### RECORDS FOR THIS TASK
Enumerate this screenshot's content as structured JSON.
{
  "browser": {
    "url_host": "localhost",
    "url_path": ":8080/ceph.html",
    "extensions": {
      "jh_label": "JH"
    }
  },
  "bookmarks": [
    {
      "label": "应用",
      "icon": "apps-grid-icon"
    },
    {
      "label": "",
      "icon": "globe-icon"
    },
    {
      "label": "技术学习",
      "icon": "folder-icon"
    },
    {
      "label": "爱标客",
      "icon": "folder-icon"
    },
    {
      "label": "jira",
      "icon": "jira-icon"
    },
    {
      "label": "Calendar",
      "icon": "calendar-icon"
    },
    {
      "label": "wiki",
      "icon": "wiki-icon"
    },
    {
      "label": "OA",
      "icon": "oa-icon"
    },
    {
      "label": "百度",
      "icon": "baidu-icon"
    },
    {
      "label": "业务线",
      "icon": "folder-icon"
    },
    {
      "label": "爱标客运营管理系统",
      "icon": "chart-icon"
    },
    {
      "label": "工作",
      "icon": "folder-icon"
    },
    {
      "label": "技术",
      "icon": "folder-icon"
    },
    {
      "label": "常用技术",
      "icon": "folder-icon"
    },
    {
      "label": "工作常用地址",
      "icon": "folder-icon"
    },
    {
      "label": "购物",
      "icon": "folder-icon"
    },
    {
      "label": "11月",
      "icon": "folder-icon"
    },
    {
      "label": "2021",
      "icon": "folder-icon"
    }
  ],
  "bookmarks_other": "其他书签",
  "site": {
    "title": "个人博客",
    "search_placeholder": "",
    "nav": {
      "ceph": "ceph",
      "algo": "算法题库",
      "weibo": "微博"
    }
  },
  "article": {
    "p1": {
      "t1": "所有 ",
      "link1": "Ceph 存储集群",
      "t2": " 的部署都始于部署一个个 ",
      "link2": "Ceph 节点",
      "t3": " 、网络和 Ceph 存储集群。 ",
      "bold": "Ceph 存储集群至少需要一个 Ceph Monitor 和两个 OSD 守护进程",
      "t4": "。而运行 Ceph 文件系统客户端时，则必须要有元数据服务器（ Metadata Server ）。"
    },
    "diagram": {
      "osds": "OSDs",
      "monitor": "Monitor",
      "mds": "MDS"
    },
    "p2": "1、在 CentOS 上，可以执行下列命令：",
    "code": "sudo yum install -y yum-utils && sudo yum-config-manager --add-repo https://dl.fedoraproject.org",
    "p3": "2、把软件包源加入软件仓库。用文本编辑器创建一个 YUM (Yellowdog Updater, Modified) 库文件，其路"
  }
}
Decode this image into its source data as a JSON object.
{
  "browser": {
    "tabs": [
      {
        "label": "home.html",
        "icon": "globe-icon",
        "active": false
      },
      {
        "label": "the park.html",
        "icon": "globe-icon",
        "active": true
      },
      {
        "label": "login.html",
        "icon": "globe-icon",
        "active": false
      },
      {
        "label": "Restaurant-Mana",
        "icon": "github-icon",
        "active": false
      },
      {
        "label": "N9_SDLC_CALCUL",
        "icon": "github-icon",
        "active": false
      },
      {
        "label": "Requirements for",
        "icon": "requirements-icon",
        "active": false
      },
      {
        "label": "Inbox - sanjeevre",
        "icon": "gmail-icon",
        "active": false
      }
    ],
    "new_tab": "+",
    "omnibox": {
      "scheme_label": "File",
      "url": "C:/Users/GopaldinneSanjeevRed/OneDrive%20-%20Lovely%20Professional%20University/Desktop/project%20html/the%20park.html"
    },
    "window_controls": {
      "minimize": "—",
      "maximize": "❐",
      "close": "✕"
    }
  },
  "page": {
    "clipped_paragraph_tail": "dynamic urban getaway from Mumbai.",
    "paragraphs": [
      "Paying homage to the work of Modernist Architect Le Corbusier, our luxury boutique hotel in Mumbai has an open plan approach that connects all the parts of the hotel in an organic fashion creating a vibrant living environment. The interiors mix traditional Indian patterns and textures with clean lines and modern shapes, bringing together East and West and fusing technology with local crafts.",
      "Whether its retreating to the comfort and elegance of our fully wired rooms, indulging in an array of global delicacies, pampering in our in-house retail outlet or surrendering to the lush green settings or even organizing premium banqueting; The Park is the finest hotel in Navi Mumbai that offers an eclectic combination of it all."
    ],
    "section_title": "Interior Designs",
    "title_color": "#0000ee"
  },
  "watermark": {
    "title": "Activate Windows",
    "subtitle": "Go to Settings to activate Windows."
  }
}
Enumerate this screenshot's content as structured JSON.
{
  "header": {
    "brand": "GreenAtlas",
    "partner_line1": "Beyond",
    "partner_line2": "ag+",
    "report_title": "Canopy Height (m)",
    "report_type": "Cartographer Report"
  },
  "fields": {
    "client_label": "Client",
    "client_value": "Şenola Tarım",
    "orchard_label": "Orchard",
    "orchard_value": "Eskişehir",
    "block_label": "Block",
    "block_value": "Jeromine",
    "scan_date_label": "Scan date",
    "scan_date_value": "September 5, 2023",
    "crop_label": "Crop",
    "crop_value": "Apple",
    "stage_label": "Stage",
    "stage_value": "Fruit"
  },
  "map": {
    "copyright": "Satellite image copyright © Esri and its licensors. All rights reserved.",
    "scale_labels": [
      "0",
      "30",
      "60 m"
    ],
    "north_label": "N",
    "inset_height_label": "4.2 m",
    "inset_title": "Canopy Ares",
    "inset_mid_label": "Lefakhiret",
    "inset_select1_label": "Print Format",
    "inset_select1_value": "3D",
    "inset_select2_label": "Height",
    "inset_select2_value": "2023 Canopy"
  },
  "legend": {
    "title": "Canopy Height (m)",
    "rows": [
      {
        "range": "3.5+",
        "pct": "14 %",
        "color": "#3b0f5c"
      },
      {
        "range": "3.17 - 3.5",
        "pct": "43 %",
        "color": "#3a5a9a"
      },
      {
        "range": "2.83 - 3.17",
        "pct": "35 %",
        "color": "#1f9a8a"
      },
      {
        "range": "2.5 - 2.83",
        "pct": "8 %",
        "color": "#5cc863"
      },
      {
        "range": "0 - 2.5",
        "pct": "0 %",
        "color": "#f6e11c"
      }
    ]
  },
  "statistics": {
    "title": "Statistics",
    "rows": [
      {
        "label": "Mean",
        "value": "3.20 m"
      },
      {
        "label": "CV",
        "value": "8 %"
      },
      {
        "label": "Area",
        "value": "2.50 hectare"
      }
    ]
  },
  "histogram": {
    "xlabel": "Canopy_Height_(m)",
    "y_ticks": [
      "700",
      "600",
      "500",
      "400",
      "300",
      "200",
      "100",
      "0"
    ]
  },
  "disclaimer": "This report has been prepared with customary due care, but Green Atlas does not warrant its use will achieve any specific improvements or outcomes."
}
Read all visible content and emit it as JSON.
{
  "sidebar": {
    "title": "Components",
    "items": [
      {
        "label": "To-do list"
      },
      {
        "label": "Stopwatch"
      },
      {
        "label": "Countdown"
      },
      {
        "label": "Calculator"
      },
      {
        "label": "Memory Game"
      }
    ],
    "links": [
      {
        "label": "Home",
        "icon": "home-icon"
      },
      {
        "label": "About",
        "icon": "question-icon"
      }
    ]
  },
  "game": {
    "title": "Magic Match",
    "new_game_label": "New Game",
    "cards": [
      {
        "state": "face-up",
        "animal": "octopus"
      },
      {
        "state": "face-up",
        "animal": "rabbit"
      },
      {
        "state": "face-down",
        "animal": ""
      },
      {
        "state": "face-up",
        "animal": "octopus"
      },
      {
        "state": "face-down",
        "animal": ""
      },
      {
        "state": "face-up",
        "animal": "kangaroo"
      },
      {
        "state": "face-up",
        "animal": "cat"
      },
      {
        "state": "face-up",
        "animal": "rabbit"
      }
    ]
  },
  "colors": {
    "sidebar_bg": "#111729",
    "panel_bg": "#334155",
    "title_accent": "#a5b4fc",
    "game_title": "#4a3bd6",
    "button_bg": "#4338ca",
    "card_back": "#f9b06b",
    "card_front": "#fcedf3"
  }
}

### WHAT IS ASKED
Select all lines with the word "JSON" from the entries above.

### EXERCISE ANSWER
Enumerate this screenshot's content as structured JSON.
Decode this image into its source data as a JSON object.
Enumerate this screenshot's content as structured JSON.
Read all visible content and emit it as JSON.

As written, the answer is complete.